◆ What to do ◆
Provide only the number of lines where "screenshot" occurs.

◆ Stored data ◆
- - -
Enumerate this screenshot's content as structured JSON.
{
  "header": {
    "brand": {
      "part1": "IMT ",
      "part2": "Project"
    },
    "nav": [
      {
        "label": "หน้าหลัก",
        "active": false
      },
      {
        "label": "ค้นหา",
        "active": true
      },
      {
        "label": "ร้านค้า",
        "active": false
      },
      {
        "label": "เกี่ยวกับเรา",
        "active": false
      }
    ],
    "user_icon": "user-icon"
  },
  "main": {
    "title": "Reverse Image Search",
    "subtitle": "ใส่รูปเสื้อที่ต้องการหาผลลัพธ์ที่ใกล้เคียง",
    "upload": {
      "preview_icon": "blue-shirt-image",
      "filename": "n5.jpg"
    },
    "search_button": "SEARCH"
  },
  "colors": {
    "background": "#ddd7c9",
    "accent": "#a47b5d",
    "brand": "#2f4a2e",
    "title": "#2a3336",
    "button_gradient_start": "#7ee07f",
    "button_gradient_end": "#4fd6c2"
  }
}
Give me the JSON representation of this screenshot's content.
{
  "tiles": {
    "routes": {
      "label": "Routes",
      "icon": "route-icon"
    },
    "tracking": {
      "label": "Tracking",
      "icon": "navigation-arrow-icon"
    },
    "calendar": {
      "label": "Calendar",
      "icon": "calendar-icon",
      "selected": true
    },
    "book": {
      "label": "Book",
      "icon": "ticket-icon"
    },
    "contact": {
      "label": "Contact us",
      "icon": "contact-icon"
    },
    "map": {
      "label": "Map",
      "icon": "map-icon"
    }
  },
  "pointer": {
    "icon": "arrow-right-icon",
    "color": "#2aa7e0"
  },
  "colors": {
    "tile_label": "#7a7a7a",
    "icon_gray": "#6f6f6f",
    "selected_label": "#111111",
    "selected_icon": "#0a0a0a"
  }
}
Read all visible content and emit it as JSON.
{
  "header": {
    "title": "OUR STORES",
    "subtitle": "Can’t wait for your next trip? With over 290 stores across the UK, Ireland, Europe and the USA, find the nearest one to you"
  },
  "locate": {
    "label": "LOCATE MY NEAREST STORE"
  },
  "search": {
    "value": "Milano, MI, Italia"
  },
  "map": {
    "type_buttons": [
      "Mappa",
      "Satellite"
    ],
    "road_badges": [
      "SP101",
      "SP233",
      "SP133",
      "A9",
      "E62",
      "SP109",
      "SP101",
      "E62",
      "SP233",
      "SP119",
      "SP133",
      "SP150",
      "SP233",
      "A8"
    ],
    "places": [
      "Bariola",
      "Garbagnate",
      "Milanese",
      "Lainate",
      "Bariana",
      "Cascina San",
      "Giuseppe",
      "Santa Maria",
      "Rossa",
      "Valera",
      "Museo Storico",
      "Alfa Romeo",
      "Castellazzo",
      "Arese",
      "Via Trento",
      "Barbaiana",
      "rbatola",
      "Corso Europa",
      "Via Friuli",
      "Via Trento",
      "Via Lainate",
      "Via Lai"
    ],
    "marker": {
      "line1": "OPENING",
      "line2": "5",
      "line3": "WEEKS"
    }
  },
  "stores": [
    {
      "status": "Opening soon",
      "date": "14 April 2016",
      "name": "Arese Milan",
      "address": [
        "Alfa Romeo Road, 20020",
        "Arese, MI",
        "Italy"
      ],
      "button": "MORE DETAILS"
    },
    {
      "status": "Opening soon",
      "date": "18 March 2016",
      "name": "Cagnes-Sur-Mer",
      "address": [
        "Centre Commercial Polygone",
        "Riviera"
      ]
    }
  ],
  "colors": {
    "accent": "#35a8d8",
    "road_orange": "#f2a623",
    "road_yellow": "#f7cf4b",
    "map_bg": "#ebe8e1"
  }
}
- - -
◆ The answer ◆
2